__REQUEST__: Each line that includes the word "rainfall" counts once; give the total and nothing more.

__DATASET EXCERPTS__:
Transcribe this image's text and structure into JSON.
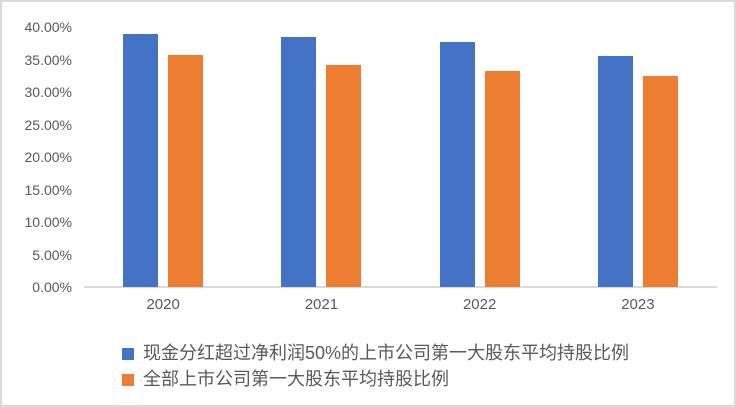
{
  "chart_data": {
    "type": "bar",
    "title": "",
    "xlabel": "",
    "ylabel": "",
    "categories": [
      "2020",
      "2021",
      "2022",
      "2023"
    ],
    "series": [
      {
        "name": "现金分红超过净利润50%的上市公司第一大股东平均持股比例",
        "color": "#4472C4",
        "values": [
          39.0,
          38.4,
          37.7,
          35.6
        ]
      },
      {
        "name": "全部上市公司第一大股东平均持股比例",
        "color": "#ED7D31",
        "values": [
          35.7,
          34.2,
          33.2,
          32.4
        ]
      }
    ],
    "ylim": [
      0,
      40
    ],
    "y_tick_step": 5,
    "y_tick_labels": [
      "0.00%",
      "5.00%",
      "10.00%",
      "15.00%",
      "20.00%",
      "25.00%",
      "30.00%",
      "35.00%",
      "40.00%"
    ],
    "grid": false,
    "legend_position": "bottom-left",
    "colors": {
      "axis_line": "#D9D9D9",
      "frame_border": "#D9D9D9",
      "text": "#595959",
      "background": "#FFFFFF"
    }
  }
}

* * *

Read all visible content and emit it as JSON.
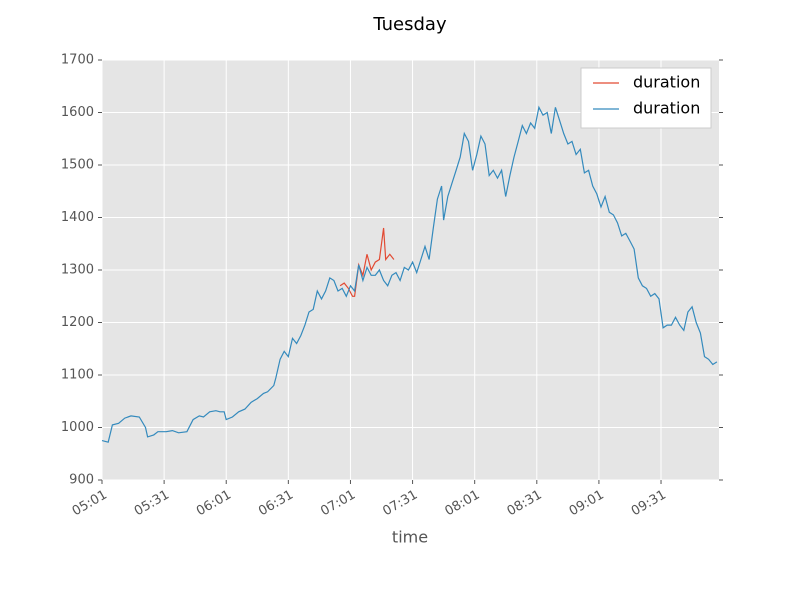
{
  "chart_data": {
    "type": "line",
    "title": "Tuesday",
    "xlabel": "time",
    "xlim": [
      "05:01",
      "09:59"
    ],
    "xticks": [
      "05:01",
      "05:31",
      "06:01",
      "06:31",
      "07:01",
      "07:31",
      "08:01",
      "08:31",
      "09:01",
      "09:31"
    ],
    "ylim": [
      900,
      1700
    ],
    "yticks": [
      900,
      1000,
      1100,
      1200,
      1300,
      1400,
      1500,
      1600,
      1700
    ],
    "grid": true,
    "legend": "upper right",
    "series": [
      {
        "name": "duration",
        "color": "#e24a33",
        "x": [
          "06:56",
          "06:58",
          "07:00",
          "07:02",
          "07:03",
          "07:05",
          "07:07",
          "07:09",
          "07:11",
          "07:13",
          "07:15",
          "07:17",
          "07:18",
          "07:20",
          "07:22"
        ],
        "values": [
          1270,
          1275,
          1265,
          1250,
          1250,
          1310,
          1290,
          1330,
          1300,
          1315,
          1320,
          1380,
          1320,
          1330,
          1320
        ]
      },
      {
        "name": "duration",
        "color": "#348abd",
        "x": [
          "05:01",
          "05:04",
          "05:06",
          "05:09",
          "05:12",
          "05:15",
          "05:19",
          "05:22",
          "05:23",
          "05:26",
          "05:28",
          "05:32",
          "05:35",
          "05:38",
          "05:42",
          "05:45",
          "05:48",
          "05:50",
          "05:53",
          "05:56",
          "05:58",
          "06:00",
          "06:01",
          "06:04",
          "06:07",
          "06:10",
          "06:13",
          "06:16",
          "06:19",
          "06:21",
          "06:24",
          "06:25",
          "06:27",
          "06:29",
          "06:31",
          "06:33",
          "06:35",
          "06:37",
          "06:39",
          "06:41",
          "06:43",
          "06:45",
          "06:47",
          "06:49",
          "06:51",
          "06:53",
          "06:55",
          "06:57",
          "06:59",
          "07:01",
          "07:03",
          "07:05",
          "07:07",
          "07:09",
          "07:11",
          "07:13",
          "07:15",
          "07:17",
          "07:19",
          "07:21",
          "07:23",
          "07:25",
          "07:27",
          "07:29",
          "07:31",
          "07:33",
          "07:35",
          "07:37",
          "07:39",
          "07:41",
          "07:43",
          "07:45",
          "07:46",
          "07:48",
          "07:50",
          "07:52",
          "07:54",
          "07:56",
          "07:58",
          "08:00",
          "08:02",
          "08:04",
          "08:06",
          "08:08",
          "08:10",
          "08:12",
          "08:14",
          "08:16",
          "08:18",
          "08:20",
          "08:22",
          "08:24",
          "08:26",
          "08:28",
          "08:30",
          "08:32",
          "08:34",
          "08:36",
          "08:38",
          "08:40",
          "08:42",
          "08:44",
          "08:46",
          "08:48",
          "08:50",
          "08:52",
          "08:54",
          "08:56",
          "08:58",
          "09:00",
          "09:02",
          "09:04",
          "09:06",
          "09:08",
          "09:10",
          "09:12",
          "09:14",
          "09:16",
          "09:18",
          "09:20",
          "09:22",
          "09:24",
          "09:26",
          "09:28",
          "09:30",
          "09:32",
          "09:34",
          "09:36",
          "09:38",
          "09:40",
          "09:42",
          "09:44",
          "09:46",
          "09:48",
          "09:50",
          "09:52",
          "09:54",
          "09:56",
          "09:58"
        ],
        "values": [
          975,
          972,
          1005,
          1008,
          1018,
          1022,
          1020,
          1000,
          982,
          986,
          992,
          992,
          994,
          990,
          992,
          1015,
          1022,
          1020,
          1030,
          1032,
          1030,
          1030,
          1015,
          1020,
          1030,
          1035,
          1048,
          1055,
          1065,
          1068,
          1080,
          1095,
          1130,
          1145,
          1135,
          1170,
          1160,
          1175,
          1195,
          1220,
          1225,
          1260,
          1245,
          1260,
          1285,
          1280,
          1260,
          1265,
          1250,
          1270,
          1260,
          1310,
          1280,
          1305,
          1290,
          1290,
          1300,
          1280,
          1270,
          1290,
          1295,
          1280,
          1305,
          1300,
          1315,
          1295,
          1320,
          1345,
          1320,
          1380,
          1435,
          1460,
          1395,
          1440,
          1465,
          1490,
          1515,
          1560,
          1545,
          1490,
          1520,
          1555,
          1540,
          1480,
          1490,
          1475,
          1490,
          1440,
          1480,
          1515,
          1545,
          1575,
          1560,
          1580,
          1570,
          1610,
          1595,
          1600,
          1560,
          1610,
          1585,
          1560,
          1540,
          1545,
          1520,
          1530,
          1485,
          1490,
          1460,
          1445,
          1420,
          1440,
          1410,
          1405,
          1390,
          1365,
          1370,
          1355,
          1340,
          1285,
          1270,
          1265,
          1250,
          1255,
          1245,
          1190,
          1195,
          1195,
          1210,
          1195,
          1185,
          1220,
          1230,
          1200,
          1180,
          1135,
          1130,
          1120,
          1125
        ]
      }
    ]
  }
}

==

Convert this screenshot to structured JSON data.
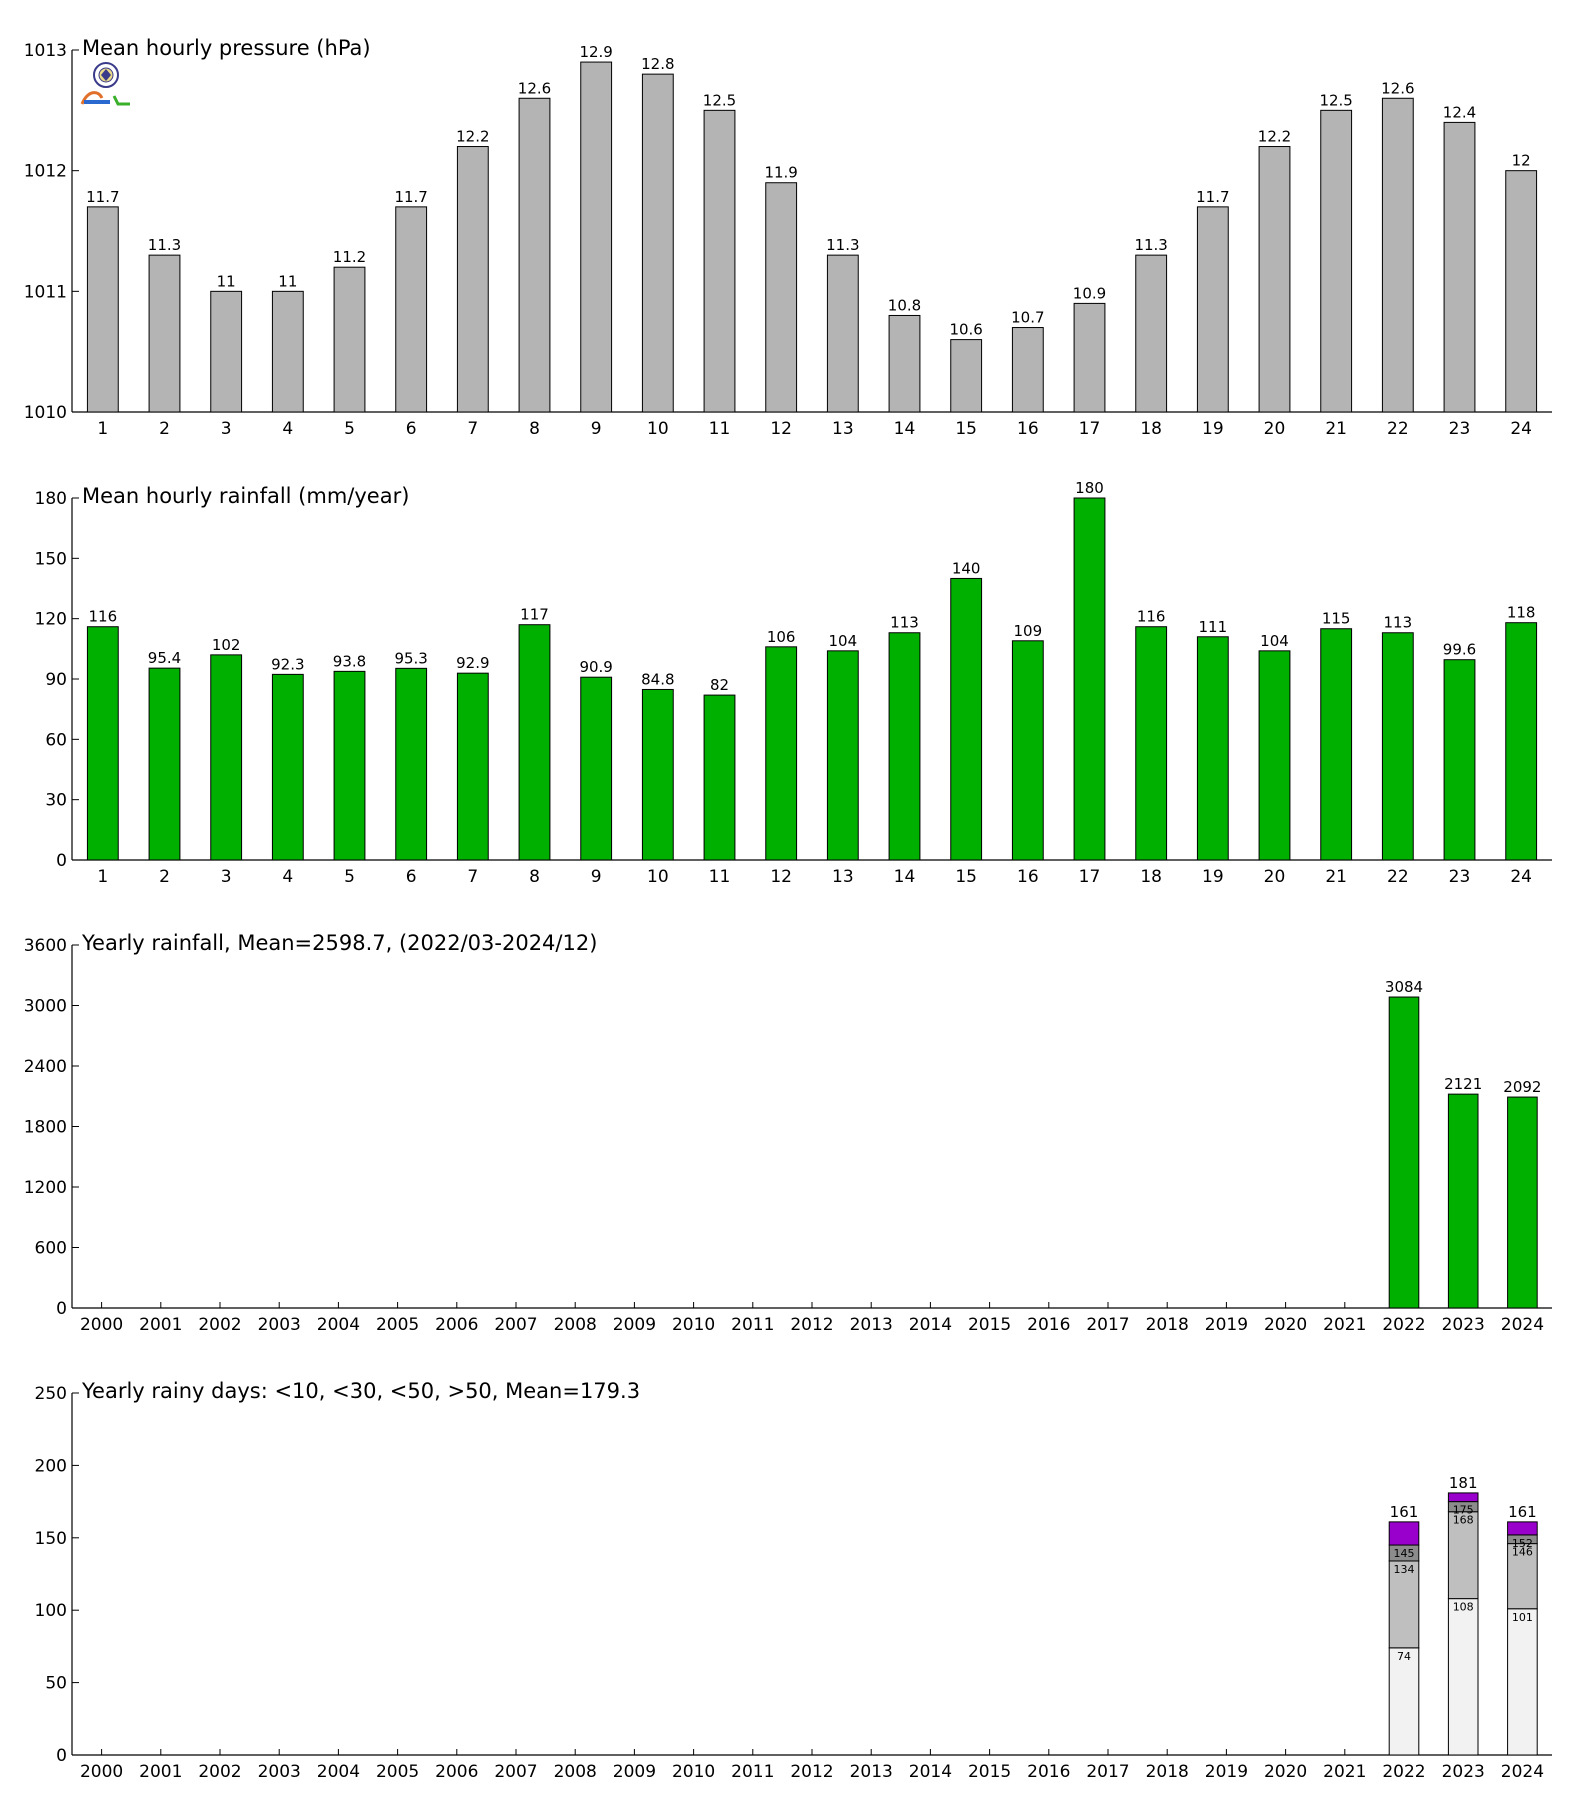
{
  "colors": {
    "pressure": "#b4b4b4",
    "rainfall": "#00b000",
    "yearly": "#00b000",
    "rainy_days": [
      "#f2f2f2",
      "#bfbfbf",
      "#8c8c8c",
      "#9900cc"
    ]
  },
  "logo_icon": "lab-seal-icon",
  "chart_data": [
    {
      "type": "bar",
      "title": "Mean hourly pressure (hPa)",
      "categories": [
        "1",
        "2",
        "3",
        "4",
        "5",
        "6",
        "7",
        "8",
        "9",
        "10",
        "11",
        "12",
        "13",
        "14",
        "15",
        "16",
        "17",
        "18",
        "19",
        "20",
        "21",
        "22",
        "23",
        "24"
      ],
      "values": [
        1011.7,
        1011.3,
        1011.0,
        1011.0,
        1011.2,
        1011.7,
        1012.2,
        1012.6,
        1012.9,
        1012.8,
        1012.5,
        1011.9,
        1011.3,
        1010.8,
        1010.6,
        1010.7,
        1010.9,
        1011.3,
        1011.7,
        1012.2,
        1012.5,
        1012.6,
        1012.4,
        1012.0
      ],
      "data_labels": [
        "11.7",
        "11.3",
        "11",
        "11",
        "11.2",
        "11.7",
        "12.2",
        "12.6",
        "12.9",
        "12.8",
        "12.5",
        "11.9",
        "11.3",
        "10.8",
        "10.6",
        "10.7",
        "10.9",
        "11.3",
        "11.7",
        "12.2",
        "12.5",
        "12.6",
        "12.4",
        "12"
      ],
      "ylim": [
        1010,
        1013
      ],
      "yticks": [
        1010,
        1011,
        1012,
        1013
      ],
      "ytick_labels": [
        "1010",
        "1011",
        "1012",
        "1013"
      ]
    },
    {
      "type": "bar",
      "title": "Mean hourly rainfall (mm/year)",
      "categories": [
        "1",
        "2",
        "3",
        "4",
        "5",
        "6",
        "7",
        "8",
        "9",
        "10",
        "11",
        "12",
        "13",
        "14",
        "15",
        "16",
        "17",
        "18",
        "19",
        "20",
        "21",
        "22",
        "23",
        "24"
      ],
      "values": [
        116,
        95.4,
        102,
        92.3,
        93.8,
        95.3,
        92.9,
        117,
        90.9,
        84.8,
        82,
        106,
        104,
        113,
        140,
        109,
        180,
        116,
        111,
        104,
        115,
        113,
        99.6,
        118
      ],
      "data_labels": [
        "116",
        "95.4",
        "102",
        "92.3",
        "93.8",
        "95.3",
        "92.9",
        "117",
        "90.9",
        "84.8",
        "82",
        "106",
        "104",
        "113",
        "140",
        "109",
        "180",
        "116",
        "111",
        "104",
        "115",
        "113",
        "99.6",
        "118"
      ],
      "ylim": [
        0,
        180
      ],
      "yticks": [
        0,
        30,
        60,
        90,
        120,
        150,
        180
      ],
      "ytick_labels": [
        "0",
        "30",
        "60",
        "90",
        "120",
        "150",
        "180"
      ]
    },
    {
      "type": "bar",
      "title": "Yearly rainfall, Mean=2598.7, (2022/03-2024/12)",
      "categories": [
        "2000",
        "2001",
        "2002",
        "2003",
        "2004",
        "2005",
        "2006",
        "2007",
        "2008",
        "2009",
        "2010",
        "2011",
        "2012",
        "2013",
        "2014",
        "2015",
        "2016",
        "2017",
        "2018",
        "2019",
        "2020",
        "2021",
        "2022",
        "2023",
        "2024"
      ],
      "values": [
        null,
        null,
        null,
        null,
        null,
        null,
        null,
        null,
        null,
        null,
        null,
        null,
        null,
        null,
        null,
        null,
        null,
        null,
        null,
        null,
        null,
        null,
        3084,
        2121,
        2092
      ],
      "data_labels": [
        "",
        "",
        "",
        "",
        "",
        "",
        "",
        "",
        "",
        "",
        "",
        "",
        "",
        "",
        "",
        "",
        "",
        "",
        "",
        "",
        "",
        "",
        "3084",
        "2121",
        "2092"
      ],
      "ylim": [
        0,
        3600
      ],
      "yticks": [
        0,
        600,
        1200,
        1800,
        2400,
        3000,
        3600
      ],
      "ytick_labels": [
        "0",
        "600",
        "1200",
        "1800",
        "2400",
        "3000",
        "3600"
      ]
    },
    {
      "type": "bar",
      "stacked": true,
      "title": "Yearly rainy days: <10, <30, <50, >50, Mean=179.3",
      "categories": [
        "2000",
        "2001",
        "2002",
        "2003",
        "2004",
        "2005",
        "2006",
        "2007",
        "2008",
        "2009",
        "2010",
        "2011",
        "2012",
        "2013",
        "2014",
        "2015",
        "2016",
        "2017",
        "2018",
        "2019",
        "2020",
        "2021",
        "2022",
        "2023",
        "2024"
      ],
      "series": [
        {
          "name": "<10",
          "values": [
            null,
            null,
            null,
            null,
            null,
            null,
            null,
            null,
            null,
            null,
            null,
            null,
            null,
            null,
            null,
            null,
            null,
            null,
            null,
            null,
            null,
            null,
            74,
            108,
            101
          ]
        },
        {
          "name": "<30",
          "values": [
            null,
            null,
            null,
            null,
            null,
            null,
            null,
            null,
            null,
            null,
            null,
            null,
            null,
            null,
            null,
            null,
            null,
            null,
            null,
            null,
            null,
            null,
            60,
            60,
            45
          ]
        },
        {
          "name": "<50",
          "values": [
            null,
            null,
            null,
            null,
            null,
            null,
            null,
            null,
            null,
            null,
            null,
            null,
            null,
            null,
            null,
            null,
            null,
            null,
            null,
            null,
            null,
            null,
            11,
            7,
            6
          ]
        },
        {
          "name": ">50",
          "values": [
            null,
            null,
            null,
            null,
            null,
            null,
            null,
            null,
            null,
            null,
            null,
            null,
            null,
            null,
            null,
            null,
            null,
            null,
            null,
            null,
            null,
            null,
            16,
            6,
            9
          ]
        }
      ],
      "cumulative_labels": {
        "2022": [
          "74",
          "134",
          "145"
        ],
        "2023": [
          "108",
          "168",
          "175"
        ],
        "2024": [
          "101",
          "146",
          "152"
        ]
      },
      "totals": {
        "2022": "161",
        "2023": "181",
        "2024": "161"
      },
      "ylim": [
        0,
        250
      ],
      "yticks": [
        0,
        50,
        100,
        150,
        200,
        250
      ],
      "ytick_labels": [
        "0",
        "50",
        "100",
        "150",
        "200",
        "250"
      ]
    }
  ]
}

__ANSWER TO THE TASK__: 3